• **PROBLEM TO SOLVE**: Repeat the data that follows, word for word, without the images.

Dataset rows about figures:
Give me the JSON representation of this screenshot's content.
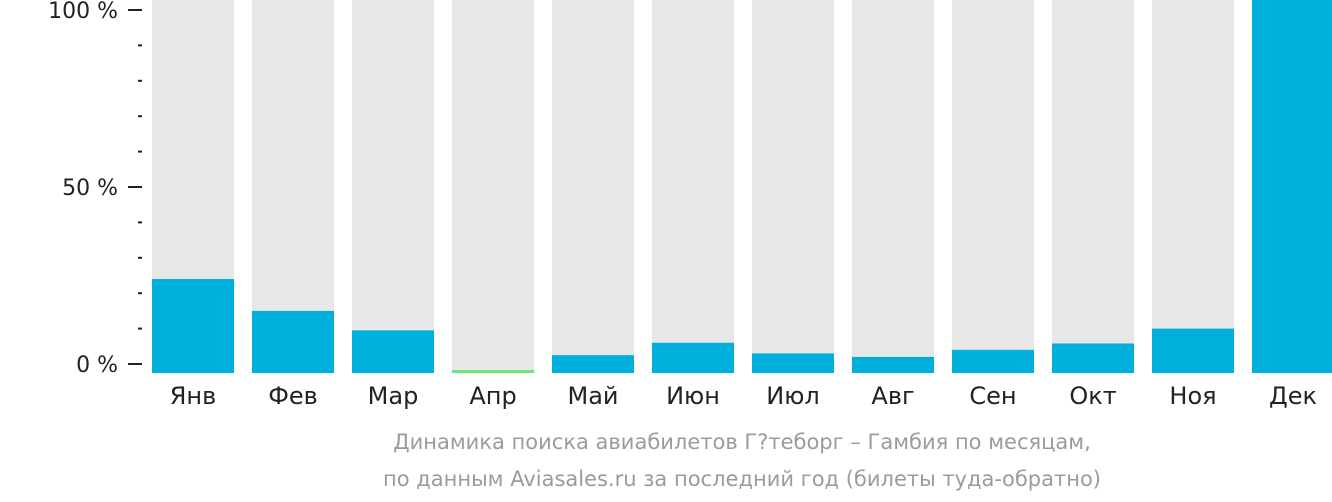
{
  "chart_data": {
    "type": "bar",
    "title": "",
    "xlabel": "",
    "ylabel": "",
    "ylim": [
      0,
      100
    ],
    "y_ticks": [
      {
        "value": 100,
        "label": "100 %"
      },
      {
        "value": 50,
        "label": "50 %"
      },
      {
        "value": 0,
        "label": "0 %"
      }
    ],
    "minor_tick_step": 10,
    "categories": [
      "Янв",
      "Фев",
      "Мар",
      "Апр",
      "Май",
      "Июн",
      "Июл",
      "Авг",
      "Сен",
      "Окт",
      "Ноя",
      "Дек"
    ],
    "values": [
      24,
      15,
      9.5,
      0.5,
      2.5,
      6,
      3,
      2,
      4,
      5.8,
      10,
      100
    ],
    "highlight_index": 3,
    "grid": false,
    "legend": "none"
  },
  "colors": {
    "bar": "#00b0dc",
    "bar_highlight": "#6ee57a",
    "track": "#e7e7e7",
    "axis": "#222222",
    "caption": "#9b9b9b"
  },
  "caption": {
    "line1": "Динамика поиска авиабилетов Г?теборг – Гамбия по месяцам,",
    "line2": "по данным Aviasales.ru за последний год (билеты туда-обратно)"
  }
}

• **WRITTEN ANSWER**:
Give me the JSON representation of this screenshot's content.
{
  "chart_data": {
    "type": "bar",
    "title": "",
    "xlabel": "",
    "ylabel": "",
    "ylim": [
      0,
      100
    ],
    "y_ticks": [
      {
        "value": 100,
        "label": "100 %"
      },
      {
        "value": 50,
        "label": "50 %"
      },
      {
        "value": 0,
        "label": "0 %"
      }
    ],
    "minor_tick_step": 10,
    "categories": [
      "Янв",
      "Фев",
      "Мар",
      "Апр",
      "Май",
      "Июн",
      "Июл",
      "Авг",
      "Сен",
      "Окт",
      "Ноя",
      "Дек"
    ],
    "values": [
      24,
      15,
      9.5,
      0.5,
      2.5,
      6,
      3,
      2,
      4,
      5.8,
      10,
      100
    ],
    "highlight_index": 3,
    "grid": false,
    "legend": "none"
  },
  "colors": {
    "bar": "#00b0dc",
    "bar_highlight": "#6ee57a",
    "track": "#e7e7e7",
    "axis": "#222222",
    "caption": "#9b9b9b"
  },
  "caption": {
    "line1": "Динамика поиска авиабилетов Г?теборг – Гамбия по месяцам,",
    "line2": "по данным Aviasales.ru за последний год (билеты туда-обратно)"
  }
}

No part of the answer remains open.